• What to produce
Scan the data that follows and count the lines with the string "text"; answer with the count alone.

[Recorded data]
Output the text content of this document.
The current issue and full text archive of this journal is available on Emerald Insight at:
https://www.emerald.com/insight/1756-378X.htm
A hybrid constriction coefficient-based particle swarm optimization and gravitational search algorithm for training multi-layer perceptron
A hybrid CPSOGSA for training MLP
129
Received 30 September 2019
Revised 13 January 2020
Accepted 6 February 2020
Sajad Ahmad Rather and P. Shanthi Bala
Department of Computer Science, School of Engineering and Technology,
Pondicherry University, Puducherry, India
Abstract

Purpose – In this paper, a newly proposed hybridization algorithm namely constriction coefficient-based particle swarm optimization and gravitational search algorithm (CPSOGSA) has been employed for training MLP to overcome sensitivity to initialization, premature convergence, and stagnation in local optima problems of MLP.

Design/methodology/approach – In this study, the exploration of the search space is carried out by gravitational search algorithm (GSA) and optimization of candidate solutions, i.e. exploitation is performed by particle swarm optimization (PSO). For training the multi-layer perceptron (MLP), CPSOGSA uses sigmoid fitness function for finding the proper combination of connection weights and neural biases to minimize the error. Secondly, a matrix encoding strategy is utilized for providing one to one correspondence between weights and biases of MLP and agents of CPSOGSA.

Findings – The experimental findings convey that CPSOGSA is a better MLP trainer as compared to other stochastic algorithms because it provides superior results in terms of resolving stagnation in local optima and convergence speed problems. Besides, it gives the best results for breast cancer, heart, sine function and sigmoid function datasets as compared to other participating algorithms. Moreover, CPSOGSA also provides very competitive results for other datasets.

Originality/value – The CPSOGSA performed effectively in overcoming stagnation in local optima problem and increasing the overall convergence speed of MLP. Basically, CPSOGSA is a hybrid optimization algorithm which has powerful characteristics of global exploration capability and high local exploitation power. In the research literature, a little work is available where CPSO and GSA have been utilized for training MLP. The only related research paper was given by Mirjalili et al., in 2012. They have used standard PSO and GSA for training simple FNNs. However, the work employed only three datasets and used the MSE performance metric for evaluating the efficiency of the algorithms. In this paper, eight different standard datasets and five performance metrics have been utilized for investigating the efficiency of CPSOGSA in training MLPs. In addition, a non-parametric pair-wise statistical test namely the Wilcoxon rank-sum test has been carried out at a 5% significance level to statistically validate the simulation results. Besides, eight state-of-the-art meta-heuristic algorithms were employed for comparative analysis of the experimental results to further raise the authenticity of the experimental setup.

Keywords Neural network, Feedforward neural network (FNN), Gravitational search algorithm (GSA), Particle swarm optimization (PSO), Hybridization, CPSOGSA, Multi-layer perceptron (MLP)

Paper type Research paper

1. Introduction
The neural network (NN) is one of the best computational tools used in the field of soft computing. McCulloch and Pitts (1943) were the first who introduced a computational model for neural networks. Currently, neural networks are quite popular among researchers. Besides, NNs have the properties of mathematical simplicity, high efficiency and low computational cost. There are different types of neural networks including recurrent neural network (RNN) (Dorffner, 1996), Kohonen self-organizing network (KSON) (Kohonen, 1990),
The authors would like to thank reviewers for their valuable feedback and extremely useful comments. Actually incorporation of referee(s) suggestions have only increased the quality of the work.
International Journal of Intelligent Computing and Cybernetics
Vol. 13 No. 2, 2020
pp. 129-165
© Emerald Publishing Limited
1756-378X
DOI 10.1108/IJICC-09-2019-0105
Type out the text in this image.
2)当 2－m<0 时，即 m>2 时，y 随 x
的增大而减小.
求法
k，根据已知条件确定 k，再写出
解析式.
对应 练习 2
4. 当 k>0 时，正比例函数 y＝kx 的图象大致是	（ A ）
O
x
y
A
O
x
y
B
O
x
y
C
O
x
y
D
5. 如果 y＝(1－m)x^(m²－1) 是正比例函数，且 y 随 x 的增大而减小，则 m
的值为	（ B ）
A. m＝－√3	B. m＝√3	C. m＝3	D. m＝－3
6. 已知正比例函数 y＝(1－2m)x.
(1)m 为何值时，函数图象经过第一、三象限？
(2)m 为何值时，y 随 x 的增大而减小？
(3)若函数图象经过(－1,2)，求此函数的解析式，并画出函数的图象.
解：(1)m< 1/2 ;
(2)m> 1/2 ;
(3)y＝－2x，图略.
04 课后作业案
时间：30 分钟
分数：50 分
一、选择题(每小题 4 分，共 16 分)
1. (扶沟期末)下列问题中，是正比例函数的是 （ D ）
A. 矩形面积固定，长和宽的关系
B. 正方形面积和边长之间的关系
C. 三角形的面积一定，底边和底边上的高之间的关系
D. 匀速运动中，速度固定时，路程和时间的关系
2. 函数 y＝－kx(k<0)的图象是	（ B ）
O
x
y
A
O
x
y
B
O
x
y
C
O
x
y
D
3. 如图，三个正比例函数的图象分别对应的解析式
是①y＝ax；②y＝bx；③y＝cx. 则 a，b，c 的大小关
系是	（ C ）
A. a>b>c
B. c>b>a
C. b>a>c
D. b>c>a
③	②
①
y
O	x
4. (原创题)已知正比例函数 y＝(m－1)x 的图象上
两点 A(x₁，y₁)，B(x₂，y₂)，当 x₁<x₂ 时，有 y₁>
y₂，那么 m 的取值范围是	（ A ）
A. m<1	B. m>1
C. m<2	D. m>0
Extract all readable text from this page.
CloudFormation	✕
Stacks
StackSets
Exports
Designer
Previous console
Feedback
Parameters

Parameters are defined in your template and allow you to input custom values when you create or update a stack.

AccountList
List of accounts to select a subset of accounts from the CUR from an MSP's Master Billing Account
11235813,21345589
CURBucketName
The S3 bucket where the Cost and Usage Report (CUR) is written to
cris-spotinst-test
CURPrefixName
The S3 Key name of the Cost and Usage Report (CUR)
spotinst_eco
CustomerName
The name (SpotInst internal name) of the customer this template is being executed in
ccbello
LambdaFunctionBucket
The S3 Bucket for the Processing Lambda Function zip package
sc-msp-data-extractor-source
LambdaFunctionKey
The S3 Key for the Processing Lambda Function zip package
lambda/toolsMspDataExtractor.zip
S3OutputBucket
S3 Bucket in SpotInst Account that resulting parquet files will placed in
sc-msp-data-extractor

• Finished answer
4